## start Exercise data

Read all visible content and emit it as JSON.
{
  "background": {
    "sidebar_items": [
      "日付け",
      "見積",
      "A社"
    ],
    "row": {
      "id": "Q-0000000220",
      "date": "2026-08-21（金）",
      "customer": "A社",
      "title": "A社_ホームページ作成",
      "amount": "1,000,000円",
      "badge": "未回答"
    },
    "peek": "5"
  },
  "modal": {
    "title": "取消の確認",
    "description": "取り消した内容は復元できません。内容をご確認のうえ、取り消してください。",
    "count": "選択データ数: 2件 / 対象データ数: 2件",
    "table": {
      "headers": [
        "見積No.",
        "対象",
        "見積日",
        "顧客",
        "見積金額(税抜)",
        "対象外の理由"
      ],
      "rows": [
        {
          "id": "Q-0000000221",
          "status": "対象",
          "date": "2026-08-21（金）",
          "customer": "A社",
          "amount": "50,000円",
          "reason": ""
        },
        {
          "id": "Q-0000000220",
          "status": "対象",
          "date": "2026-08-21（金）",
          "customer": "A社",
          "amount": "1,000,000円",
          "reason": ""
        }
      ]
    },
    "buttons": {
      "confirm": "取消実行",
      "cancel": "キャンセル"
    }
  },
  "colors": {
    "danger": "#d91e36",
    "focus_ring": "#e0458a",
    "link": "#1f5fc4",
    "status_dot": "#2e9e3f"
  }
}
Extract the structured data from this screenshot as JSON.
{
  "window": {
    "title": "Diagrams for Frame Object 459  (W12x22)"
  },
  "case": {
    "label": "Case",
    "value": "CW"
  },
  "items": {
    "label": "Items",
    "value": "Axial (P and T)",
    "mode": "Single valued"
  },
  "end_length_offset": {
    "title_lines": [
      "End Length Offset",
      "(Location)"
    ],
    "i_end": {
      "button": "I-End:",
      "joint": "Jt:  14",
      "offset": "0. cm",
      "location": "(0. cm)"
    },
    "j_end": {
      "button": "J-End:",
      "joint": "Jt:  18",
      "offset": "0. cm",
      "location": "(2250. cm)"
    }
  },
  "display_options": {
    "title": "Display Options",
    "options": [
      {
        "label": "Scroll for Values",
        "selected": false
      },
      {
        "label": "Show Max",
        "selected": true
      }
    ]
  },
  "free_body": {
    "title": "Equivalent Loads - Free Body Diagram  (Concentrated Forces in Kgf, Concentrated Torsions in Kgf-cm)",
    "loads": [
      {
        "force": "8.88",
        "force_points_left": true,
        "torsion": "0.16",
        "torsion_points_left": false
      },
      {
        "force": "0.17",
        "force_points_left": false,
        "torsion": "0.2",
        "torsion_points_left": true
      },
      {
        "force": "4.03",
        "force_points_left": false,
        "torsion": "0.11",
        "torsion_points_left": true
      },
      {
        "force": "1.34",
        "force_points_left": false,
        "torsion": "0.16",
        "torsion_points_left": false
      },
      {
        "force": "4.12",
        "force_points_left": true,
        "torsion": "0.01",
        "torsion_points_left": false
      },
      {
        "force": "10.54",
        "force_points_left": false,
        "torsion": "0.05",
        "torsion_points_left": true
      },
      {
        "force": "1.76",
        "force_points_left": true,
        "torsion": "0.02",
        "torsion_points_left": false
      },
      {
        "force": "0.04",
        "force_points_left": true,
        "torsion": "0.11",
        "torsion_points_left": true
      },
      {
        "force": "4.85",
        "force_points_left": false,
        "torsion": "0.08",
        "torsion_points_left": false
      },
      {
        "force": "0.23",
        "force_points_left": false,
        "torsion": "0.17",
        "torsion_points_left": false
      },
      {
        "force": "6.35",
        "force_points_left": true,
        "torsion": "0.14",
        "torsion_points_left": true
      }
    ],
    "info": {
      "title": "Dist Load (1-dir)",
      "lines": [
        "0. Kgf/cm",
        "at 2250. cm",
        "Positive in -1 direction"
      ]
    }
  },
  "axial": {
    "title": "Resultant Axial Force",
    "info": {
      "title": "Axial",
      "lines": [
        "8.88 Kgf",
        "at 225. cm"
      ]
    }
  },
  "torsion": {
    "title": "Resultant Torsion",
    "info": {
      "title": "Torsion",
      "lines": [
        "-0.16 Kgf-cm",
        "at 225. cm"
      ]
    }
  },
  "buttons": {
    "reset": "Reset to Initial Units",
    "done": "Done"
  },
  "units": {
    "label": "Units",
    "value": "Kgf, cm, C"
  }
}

## end Exercise data

Written problem: Word for word, quote all of the data above.

Task result:
Read all visible content and emit it as JSON.
{
  "background": {
    "sidebar_items": [
      "日付け",
      "見積",
      "A社"
    ],
    "row": {
      "id": "Q-0000000220",
      "date": "2026-08-21（金）",
      "customer": "A社",
      "title": "A社_ホームページ作成",
      "amount": "1,000,000円",
      "badge": "未回答"
    },
    "peek": "5"
  },
  "modal": {
    "title": "取消の確認",
    "description": "取り消した内容は復元できません。内容をご確認のうえ、取り消してください。",
    "count": "選択データ数: 2件 / 対象データ数: 2件",
    "table": {
      "headers": [
        "見積No.",
        "対象",
        "見積日",
        "顧客",
        "見積金額(税抜)",
        "対象外の理由"
      ],
      "rows": [
        {
          "id": "Q-0000000221",
          "status": "対象",
          "date": "2026-08-21（金）",
          "customer": "A社",
          "amount": "50,000円",
          "reason": ""
        },
        {
          "id": "Q-0000000220",
          "status": "対象",
          "date": "2026-08-21（金）",
          "customer": "A社",
          "amount": "1,000,000円",
          "reason": ""
        }
      ]
    },
    "buttons": {
      "confirm": "取消実行",
      "cancel": "キャンセル"
    }
  },
  "colors": {
    "danger": "#d91e36",
    "focus_ring": "#e0458a",
    "link": "#1f5fc4",
    "status_dot": "#2e9e3f"
  }
}
Extract the structured data from this screenshot as JSON.
{
  "window": {
    "title": "Diagrams for Frame Object 459  (W12x22)"
  },
  "case": {
    "label": "Case",
    "value": "CW"
  },
  "items": {
    "label": "Items",
    "value": "Axial (P and T)",
    "mode": "Single valued"
  },
  "end_length_offset": {
    "title_lines": [
      "End Length Offset",
      "(Location)"
    ],
    "i_end": {
      "button": "I-End:",
      "joint": "Jt:  14",
      "offset": "0. cm",
      "location": "(0. cm)"
    },
    "j_end": {
      "button": "J-End:",
      "joint": "Jt:  18",
      "offset": "0. cm",
      "location": "(2250. cm)"
    }
  },
  "display_options": {
    "title": "Display Options",
    "options": [
      {
        "label": "Scroll for Values",
        "selected": false
      },
      {
        "label": "Show Max",
        "selected": true
      }
    ]
  },
  "free_body": {
    "title": "Equivalent Loads - Free Body Diagram  (Concentrated Forces in Kgf, Concentrated Torsions in Kgf-cm)",
    "loads": [
      {
        "force": "8.88",
        "force_points_left": true,
        "torsion": "0.16",
        "torsion_points_left": false
      },
      {
        "force": "0.17",
        "force_points_left": false,
        "torsion": "0.2",
        "torsion_points_left": true
      },
      {
        "force": "4.03",
        "force_points_left": false,
        "torsion": "0.11",
        "torsion_points_left": true
      },
      {
        "force": "1.34",
        "force_points_left": false,
        "torsion": "0.16",
        "torsion_points_left": false
      },
      {
        "force": "4.12",
        "force_points_left": true,
        "torsion": "0.01",
        "torsion_points_left": false
      },
      {
        "force": "10.54",
        "force_points_left": false,
        "torsion": "0.05",
        "torsion_points_left": true
      },
      {
        "force": "1.76",
        "force_points_left": true,
        "torsion": "0.02",
        "torsion_points_left": false
      },
      {
        "force": "0.04",
        "force_points_left": true,
        "torsion": "0.11",
        "torsion_points_left": true
      },
      {
        "force": "4.85",
        "force_points_left": false,
        "torsion": "0.08",
        "torsion_points_left": false
      },
      {
        "force": "0.23",
        "force_points_left": false,
        "torsion": "0.17",
        "torsion_points_left": false
      },
      {
        "force": "6.35",
        "force_points_left": true,
        "torsion": "0.14",
        "torsion_points_left": true
      }
    ],
    "info": {
      "title": "Dist Load (1-dir)",
      "lines": [
        "0. Kgf/cm",
        "at 2250. cm",
        "Positive in -1 direction"
      ]
    }
  },
  "axial": {
    "title": "Resultant Axial Force",
    "info": {
      "title": "Axial",
      "lines": [
        "8.88 Kgf",
        "at 225. cm"
      ]
    }
  },
  "torsion": {
    "title": "Resultant Torsion",
    "info": {
      "title": "Torsion",
      "lines": [
        "-0.16 Kgf-cm",
        "at 225. cm"
      ]
    }
  },
  "buttons": {
    "reset": "Reset to Initial Units",
    "done": "Done"
  },
  "units": {
    "label": "Units",
    "value": "Kgf, cm, C"
  }
}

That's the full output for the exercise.